##### The input #####

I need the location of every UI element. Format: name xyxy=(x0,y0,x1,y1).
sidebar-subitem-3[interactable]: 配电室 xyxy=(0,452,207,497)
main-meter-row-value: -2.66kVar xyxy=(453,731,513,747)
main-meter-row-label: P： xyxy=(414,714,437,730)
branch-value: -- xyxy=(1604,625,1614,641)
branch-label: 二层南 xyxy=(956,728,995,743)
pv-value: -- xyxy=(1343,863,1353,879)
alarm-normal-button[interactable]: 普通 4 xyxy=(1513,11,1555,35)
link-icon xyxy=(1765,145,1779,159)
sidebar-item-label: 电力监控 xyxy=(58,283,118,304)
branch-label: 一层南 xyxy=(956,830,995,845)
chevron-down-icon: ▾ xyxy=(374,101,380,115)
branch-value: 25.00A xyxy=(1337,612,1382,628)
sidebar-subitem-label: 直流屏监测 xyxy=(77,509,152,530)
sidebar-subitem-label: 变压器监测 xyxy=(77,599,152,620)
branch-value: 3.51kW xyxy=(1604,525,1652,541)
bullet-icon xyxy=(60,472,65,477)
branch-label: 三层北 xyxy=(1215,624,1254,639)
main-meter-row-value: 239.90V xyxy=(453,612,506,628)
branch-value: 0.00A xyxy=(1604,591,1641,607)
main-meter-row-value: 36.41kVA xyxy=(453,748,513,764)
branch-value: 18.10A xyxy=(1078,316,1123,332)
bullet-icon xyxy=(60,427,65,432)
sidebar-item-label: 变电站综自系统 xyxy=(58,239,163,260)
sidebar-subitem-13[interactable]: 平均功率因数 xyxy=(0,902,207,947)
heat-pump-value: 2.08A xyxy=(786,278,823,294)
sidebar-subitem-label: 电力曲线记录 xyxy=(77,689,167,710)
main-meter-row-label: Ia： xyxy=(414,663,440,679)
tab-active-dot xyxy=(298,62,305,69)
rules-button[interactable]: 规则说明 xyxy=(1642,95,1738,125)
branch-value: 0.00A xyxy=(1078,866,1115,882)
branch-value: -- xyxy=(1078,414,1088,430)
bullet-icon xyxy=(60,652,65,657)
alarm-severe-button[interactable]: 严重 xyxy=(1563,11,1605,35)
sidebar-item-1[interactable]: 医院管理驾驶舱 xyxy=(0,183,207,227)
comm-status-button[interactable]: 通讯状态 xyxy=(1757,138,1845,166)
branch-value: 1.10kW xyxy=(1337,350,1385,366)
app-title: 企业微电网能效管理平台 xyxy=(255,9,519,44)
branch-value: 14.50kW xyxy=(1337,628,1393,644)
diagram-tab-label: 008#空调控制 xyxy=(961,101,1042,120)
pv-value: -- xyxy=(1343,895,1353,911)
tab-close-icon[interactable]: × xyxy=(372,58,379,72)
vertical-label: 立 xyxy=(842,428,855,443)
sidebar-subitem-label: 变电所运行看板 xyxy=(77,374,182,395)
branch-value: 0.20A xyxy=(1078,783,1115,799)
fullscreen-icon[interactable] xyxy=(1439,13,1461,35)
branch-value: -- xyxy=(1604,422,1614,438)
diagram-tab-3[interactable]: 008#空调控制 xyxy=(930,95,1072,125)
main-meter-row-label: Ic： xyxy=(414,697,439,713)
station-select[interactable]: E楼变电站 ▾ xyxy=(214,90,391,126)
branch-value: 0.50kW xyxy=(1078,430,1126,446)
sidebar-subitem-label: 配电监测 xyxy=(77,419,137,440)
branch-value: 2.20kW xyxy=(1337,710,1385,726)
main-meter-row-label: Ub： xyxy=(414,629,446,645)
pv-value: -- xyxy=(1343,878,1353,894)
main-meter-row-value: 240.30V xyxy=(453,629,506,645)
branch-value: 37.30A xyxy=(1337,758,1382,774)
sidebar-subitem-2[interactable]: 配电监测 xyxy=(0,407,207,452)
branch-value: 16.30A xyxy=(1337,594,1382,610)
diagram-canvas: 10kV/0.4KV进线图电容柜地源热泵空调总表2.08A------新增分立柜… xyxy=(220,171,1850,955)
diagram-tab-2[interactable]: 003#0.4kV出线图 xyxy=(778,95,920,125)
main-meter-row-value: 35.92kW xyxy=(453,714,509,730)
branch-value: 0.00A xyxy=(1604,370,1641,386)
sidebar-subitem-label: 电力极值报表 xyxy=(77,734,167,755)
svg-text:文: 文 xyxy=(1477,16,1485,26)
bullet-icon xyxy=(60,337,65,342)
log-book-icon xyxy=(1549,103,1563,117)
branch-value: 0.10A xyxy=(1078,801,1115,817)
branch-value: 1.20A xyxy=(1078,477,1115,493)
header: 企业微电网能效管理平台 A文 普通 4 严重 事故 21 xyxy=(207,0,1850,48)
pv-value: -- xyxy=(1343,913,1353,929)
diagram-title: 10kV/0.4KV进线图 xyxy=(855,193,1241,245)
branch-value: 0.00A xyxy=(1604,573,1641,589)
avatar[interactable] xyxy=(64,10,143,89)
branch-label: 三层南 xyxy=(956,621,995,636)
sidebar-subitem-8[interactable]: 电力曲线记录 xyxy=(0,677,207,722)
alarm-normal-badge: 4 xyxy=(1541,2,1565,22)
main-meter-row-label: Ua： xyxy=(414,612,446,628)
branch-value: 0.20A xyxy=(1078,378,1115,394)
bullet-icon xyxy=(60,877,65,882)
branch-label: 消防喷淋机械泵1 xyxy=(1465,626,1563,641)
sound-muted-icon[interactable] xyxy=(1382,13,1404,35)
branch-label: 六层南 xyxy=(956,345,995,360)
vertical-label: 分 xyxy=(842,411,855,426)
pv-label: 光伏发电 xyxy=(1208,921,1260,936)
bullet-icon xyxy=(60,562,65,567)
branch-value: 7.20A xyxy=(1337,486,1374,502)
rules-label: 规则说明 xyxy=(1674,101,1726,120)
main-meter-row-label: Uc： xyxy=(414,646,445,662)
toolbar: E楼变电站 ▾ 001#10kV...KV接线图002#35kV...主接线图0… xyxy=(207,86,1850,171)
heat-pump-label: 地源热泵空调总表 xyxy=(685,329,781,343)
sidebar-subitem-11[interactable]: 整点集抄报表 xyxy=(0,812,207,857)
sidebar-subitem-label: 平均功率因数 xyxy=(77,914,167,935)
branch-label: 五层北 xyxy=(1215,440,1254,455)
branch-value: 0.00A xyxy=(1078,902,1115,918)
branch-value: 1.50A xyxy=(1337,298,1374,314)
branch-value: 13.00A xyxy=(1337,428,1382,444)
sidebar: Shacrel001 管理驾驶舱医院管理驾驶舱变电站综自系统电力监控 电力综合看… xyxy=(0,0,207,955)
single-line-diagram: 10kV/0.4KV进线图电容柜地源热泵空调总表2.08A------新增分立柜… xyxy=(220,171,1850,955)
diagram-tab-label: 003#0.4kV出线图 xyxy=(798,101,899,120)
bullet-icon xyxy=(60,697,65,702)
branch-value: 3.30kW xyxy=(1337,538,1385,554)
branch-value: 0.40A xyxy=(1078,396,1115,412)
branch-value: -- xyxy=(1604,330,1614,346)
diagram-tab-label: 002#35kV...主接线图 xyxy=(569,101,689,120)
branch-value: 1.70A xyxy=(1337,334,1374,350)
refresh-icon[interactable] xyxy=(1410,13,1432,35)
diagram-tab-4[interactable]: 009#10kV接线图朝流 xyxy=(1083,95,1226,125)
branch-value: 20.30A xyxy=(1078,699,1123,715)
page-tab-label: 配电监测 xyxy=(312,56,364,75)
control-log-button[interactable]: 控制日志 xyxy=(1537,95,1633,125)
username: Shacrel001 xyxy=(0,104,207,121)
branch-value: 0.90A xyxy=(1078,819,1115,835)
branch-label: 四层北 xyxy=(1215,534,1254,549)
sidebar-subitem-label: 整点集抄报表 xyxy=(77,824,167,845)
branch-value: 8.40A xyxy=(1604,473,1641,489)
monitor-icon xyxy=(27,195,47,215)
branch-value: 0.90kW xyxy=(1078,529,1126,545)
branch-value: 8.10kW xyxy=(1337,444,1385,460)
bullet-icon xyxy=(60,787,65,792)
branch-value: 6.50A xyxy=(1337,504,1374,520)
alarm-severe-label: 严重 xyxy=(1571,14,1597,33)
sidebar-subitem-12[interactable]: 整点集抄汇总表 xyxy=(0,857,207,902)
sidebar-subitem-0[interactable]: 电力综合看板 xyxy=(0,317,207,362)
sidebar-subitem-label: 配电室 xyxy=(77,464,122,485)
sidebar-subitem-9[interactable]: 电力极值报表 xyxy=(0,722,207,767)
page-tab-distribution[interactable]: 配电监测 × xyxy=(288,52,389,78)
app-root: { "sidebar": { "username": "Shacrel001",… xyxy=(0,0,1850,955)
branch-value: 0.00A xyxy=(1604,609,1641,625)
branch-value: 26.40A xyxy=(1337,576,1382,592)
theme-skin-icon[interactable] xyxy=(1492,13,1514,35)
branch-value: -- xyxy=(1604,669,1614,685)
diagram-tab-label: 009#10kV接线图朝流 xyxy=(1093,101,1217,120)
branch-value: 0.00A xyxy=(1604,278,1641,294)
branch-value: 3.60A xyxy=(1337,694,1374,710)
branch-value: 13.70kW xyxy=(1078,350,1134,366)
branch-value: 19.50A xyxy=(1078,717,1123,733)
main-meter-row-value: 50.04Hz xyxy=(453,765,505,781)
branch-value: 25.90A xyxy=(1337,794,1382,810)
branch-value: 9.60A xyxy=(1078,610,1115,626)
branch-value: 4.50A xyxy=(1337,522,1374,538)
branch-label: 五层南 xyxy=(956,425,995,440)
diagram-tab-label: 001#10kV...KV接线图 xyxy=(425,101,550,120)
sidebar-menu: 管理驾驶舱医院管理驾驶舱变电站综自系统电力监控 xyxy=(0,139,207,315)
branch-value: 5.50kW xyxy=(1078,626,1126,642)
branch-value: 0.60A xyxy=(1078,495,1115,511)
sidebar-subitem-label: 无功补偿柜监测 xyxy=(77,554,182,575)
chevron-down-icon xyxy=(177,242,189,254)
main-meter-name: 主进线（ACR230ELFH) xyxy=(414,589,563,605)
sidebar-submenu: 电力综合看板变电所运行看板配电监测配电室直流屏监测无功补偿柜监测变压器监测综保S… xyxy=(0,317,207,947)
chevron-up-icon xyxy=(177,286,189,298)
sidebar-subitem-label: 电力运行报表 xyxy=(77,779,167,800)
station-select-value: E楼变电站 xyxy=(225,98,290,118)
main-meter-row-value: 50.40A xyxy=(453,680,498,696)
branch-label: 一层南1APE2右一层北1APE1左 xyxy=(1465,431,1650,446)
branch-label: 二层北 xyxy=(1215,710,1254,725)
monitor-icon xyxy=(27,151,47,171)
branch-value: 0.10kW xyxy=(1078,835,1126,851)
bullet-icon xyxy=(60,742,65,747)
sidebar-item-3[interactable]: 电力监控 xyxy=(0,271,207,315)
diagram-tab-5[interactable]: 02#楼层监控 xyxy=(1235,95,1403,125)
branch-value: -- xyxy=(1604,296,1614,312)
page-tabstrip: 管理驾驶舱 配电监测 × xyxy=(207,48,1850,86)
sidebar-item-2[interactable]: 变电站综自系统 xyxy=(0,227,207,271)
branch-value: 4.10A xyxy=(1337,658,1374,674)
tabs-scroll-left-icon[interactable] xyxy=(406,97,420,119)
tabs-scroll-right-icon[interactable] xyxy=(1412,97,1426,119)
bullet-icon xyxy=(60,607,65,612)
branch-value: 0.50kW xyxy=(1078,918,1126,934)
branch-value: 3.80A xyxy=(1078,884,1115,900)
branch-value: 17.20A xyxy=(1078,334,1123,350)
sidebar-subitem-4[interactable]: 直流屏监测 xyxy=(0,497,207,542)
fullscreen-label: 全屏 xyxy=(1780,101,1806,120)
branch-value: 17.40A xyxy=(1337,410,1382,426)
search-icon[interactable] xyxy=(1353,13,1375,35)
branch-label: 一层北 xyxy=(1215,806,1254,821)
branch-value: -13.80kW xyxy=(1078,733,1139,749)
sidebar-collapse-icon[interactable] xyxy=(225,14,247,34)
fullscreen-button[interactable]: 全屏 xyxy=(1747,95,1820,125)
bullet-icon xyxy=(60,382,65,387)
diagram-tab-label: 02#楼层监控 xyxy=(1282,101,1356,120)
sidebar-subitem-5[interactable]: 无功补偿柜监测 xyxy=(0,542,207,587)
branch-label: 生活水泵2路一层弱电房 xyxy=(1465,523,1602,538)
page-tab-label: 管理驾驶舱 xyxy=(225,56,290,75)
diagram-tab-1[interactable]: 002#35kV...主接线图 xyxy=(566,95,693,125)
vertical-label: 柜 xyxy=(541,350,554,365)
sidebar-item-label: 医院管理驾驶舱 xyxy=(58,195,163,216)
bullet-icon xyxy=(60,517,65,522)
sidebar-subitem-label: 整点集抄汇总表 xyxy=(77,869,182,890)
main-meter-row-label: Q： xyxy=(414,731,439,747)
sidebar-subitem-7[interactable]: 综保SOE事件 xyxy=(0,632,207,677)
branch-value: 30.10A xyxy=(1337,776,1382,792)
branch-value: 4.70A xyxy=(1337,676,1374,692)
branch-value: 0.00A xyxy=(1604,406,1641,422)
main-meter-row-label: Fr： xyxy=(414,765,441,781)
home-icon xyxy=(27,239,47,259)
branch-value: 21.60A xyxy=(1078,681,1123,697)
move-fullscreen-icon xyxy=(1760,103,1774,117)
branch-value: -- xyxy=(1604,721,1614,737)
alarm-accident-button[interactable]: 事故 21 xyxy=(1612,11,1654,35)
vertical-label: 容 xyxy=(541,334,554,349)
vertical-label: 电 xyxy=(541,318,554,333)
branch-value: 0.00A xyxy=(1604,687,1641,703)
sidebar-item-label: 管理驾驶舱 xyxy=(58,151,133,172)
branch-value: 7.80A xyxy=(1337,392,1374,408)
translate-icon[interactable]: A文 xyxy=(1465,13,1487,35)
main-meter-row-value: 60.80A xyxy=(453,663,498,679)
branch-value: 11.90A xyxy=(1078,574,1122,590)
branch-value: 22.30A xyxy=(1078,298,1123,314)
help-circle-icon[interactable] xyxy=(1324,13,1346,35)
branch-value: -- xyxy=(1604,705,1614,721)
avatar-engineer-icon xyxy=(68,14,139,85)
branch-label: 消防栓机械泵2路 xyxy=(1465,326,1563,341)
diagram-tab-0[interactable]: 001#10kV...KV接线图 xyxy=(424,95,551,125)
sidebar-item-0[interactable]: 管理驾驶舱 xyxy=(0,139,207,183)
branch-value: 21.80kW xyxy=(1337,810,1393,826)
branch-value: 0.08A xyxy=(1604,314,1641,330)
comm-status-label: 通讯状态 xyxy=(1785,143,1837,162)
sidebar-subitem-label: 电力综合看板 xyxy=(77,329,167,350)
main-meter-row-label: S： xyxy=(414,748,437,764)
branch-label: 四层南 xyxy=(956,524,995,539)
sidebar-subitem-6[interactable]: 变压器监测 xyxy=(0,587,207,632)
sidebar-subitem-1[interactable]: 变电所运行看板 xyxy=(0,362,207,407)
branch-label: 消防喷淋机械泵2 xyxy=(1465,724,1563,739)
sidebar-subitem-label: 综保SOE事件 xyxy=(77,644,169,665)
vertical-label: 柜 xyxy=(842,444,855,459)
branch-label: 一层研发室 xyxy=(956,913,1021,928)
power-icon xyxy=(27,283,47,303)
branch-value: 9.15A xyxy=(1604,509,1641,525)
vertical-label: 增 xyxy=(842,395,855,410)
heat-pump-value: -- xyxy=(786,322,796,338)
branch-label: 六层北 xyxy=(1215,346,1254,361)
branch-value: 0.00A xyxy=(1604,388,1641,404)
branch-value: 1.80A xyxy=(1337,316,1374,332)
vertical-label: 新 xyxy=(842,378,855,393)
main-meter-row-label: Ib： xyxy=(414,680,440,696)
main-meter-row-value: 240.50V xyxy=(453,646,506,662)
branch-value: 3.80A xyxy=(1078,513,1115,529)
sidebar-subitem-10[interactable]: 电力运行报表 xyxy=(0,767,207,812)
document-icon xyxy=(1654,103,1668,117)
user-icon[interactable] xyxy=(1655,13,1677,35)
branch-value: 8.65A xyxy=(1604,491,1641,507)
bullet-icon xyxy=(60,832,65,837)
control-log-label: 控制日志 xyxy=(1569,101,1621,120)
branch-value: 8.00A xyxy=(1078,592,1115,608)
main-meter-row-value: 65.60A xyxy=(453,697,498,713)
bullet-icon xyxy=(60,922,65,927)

#####

* Your task *
Reproduce the lines from the very first one through the line containing "sidebar-subitem-label: 变电所运行看板 xyxy=(77,374,182,395)", switching "branch-value" to "branch-reading" and leaving everything else unchanged.

* Worked solution *
I need the location of every UI element. Format: name xyxy=(x0,y0,x1,y1).
sidebar-subitem-3[interactable]: 配电室 xyxy=(0,452,207,497)
main-meter-row-value: -2.66kVar xyxy=(453,731,513,747)
main-meter-row-label: P： xyxy=(414,714,437,730)
branch-reading: -- xyxy=(1604,625,1614,641)
branch-label: 二层南 xyxy=(956,728,995,743)
pv-value: -- xyxy=(1343,863,1353,879)
alarm-normal-button[interactable]: 普通 4 xyxy=(1513,11,1555,35)
link-icon xyxy=(1765,145,1779,159)
sidebar-item-label: 电力监控 xyxy=(58,283,118,304)
branch-label: 一层南 xyxy=(956,830,995,845)
chevron-down-icon: ▾ xyxy=(374,101,380,115)
branch-reading: 25.00A xyxy=(1337,612,1382,628)
sidebar-subitem-label: 直流屏监测 xyxy=(77,509,152,530)
sidebar-subitem-label: 变压器监测 xyxy=(77,599,152,620)
branch-reading: 3.51kW xyxy=(1604,525,1652,541)
bullet-icon xyxy=(60,472,65,477)
branch-label: 三层北 xyxy=(1215,624,1254,639)
main-meter-row-value: 239.90V xyxy=(453,612,506,628)
branch-reading: 0.00A xyxy=(1604,591,1641,607)
main-meter-row-value: 36.41kVA xyxy=(453,748,513,764)
branch-reading: 18.10A xyxy=(1078,316,1123,332)
bullet-icon xyxy=(60,427,65,432)
sidebar-item-label: 变电站综自系统 xyxy=(58,239,163,260)
sidebar-subitem-13[interactable]: 平均功率因数 xyxy=(0,902,207,947)
heat-pump-value: 2.08A xyxy=(786,278,823,294)
sidebar-subitem-label: 电力曲线记录 xyxy=(77,689,167,710)
main-meter-row-label: Ia： xyxy=(414,663,440,679)
tab-active-dot xyxy=(298,62,305,69)
rules-button[interactable]: 规则说明 xyxy=(1642,95,1738,125)
branch-reading: 0.00A xyxy=(1078,866,1115,882)
branch-reading: -- xyxy=(1078,414,1088,430)
bullet-icon xyxy=(60,652,65,657)
alarm-severe-button[interactable]: 严重 xyxy=(1563,11,1605,35)
sidebar-item-1[interactable]: 医院管理驾驶舱 xyxy=(0,183,207,227)
comm-status-button[interactable]: 通讯状态 xyxy=(1757,138,1845,166)
branch-reading: 1.10kW xyxy=(1337,350,1385,366)
app-title: 企业微电网能效管理平台 xyxy=(255,9,519,44)
branch-reading: 14.50kW xyxy=(1337,628,1393,644)
diagram-tab-label: 008#空调控制 xyxy=(961,101,1042,120)
pv-value: -- xyxy=(1343,895,1353,911)
tab-close-icon[interactable]: × xyxy=(372,58,379,72)
vertical-label: 立 xyxy=(842,428,855,443)
sidebar-subitem-label: 变电所运行看板 xyxy=(77,374,182,395)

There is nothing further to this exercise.